**Written exercise**.
Find the lines holding "사무실로" and copy them.

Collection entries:

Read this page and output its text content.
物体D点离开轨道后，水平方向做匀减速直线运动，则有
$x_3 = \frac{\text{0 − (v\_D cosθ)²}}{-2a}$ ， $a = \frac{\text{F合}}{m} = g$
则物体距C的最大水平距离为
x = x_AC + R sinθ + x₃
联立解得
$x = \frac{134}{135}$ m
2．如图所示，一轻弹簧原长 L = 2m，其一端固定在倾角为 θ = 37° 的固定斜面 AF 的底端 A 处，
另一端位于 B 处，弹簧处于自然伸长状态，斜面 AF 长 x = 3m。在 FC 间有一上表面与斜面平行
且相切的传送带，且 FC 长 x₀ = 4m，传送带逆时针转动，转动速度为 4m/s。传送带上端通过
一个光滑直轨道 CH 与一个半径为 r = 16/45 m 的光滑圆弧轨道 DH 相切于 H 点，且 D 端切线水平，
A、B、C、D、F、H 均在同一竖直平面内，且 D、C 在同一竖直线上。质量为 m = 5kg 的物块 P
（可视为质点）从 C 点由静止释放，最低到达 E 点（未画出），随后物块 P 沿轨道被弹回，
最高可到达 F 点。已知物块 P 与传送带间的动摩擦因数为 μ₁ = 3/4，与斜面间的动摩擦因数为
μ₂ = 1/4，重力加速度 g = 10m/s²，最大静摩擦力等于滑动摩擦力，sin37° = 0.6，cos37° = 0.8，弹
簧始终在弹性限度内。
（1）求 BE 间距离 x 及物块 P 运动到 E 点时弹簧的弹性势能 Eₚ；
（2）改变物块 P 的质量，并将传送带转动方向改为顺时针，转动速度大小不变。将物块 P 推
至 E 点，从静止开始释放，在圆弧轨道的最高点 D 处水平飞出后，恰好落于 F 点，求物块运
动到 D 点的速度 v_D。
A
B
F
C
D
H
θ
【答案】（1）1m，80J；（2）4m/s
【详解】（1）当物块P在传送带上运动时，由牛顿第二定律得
...
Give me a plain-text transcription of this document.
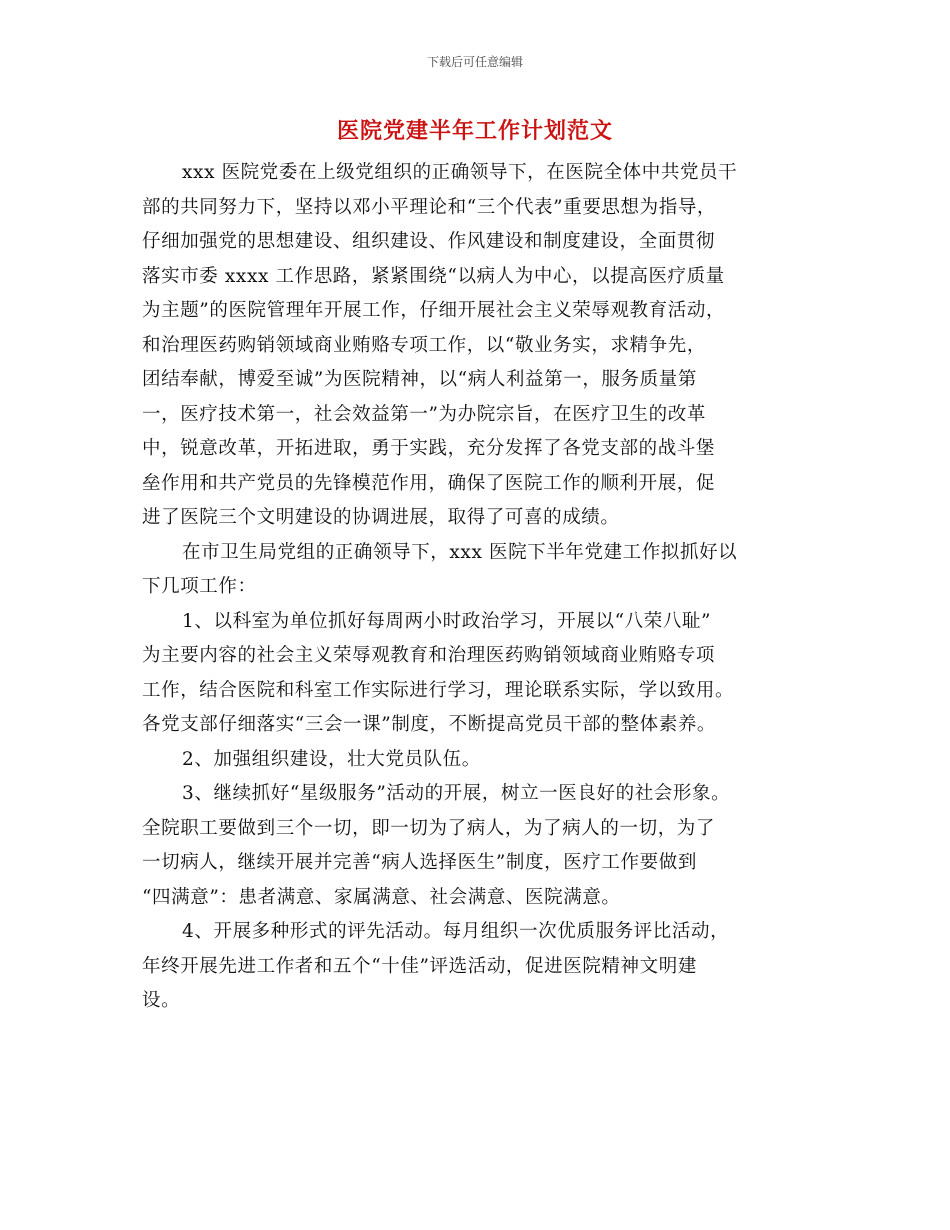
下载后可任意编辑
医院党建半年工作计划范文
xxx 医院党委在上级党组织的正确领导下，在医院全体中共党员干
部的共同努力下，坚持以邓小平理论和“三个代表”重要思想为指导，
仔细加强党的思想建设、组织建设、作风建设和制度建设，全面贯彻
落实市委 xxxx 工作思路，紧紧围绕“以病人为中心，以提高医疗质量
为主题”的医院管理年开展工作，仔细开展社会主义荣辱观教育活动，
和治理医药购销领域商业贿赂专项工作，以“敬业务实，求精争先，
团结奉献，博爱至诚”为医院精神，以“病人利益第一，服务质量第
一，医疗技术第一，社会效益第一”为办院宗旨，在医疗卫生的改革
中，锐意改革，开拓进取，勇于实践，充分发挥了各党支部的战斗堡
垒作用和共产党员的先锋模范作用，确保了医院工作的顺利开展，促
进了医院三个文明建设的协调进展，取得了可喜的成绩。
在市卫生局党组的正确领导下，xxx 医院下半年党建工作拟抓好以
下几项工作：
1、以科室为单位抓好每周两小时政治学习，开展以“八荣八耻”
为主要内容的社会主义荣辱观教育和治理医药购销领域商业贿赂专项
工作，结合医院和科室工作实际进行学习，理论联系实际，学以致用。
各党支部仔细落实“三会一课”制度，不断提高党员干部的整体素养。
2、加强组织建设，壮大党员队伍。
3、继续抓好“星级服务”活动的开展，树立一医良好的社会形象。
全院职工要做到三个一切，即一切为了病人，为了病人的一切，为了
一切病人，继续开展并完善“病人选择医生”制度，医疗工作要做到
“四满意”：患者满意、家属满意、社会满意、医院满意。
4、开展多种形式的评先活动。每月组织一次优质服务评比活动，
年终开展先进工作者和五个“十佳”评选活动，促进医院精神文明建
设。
---
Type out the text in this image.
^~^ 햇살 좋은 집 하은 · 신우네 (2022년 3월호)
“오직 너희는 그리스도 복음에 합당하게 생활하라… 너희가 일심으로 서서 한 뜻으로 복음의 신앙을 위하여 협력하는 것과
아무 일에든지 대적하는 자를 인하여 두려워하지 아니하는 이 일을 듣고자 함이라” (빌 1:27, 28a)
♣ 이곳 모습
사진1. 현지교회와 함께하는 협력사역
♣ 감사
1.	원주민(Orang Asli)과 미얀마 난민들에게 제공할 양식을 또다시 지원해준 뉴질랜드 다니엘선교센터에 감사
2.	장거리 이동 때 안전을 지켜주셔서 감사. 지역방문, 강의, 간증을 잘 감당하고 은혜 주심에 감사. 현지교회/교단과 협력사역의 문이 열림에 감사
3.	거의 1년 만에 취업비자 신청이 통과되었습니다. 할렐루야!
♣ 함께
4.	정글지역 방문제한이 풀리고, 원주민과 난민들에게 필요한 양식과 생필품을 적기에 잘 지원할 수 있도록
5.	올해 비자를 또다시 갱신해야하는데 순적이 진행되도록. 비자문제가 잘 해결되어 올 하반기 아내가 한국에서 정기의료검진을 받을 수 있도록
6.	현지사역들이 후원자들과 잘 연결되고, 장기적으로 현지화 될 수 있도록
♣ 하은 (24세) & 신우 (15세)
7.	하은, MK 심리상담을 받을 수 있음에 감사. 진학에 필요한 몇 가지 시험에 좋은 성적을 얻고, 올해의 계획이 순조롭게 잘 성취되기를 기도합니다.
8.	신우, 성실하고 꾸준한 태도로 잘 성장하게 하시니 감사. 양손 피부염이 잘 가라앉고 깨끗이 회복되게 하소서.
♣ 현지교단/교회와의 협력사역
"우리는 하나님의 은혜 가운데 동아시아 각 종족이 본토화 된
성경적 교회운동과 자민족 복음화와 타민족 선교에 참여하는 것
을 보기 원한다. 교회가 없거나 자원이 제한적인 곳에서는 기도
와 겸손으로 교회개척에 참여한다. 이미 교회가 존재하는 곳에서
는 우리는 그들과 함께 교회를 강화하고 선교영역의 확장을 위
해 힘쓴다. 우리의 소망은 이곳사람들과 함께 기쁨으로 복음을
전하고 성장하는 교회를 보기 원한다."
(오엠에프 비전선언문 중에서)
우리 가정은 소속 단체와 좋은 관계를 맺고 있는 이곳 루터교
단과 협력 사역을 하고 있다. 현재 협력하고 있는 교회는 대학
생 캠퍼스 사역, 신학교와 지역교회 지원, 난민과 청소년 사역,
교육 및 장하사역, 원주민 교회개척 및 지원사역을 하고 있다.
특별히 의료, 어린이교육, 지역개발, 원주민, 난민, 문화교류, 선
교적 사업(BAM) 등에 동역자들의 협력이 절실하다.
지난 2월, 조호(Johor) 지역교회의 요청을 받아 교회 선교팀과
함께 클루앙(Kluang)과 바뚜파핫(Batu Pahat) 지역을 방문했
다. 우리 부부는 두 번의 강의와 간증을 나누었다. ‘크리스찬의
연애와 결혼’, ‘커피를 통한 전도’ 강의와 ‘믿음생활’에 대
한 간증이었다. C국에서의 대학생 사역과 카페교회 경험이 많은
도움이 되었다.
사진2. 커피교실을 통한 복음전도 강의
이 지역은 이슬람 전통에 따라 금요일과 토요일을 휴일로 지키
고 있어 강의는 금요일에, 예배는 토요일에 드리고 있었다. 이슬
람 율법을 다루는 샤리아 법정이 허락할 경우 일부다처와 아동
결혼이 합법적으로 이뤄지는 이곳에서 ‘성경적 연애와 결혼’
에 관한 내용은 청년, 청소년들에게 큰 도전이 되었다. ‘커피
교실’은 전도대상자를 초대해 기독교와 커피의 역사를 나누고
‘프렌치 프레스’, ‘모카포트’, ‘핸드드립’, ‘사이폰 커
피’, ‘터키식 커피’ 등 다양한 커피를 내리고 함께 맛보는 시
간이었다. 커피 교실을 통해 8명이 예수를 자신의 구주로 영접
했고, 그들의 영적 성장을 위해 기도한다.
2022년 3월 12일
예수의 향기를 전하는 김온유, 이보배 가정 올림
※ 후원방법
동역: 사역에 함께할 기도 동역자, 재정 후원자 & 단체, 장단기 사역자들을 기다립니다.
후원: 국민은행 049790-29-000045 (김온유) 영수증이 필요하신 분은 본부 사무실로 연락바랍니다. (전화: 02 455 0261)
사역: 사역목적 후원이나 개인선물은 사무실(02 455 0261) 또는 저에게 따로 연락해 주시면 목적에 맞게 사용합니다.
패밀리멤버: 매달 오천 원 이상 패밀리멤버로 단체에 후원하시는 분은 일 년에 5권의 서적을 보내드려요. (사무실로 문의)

**Task result**.
후원: 국민은행 049790-29-000045 (김온유) 영수증이 필요하신 분은 본부 사무실로 연락바랍니다. (전화: 02 455 0261)
패밀리멤버: 매달 오천 원 이상 패밀리멤버로 단체에 후원하시는 분은 일 년에 5권의 서적을 보내드려요. (사무실로 문의)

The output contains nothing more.